Where a line holds the string "type", return that line.
══════
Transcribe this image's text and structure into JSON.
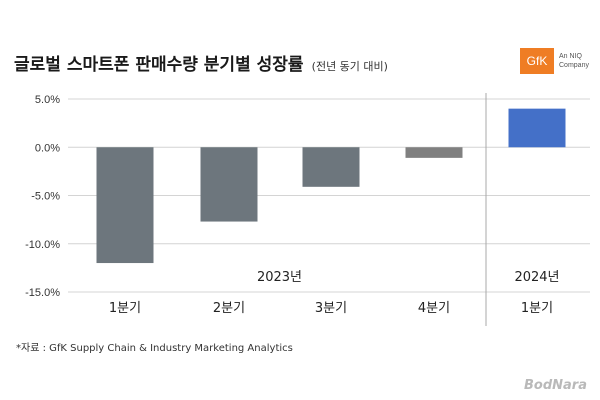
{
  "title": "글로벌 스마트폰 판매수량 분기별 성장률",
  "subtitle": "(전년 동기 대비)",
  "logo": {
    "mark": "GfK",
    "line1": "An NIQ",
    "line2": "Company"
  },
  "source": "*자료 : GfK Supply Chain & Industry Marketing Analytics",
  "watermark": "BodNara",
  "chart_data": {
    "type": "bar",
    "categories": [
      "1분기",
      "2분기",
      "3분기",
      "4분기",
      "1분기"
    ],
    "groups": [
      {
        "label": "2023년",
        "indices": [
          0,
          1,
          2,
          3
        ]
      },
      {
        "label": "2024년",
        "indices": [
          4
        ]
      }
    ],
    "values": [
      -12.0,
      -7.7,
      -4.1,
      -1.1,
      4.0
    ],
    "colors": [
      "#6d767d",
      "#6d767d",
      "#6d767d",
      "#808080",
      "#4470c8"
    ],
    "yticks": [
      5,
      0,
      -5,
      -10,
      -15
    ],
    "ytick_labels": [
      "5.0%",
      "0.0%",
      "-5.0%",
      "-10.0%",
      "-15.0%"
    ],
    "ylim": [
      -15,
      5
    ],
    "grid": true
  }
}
══════
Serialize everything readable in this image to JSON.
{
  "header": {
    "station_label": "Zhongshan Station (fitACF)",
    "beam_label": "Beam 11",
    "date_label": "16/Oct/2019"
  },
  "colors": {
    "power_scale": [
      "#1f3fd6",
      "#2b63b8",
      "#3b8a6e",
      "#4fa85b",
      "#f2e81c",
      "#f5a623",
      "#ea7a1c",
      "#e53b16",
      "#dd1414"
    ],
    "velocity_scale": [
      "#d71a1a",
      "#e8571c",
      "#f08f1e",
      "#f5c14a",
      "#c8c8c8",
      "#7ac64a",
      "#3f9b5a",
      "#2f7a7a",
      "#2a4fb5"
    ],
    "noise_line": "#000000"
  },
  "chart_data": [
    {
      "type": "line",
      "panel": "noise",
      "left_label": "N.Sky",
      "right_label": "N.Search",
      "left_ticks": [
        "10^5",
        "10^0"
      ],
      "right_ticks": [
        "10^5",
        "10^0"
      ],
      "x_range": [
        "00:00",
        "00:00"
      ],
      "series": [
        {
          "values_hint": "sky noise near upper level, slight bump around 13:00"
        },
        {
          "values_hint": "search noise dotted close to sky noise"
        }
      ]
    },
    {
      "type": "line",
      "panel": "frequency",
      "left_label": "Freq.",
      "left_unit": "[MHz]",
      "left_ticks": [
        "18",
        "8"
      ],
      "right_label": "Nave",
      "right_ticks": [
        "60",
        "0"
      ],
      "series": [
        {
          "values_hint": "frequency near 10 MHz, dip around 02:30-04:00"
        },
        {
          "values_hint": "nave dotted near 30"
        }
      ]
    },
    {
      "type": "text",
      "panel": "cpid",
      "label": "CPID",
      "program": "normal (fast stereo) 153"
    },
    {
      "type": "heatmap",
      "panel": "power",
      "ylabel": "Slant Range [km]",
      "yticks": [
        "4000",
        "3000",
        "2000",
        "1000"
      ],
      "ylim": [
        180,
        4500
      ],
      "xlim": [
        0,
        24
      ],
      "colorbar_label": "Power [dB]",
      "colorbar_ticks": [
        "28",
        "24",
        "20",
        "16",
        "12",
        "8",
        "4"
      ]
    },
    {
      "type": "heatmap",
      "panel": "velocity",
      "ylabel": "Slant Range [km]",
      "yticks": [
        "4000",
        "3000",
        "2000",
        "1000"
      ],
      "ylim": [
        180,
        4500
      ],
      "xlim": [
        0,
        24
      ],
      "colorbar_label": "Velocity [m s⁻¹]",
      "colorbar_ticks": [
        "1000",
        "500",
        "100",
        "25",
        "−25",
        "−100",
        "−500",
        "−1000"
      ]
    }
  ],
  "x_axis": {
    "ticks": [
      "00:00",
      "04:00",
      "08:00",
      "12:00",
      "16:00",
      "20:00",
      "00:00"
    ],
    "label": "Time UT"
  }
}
══════
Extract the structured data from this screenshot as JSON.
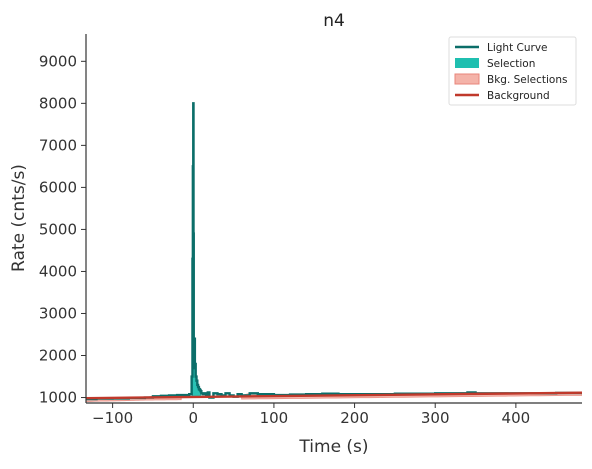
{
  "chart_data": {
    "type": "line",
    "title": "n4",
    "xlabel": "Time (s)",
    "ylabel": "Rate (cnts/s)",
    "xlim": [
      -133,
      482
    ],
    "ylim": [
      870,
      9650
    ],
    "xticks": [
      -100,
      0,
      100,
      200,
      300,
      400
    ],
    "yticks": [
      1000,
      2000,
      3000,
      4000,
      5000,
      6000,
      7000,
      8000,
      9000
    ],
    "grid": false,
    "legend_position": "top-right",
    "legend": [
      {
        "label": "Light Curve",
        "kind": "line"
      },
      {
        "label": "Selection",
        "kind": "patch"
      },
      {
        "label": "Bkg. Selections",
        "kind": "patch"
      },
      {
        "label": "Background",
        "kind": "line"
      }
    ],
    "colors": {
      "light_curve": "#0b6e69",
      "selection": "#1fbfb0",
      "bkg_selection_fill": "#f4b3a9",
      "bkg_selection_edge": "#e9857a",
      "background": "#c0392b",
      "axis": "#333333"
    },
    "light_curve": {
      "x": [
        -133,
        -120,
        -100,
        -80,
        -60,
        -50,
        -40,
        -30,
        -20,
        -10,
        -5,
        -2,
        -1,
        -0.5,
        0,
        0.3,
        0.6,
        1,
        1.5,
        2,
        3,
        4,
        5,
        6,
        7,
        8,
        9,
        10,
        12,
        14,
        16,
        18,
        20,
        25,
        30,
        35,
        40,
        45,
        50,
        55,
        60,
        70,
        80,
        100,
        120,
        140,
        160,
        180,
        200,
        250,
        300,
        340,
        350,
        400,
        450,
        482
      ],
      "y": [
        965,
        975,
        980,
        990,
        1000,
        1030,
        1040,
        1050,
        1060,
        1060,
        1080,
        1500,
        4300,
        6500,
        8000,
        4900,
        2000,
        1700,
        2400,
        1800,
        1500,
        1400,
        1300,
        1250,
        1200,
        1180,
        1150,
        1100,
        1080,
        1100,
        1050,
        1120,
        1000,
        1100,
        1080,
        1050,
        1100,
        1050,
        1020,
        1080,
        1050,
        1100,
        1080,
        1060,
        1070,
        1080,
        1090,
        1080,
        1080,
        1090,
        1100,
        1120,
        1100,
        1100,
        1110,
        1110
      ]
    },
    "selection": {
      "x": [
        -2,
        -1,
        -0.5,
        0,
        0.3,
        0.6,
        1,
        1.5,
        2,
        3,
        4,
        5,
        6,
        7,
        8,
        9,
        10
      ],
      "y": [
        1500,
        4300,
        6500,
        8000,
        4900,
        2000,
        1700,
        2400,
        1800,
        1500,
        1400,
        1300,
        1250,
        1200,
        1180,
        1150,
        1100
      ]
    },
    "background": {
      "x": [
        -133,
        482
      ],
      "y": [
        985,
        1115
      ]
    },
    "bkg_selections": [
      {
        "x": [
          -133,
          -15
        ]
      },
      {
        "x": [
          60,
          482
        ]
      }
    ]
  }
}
══════
Answer to the problem
    "type": "bar",
      "type": "line",
      "type": "line",
      "type": "text",
      "type": "heatmap",
      "type": "heatmap",
    "type": "line",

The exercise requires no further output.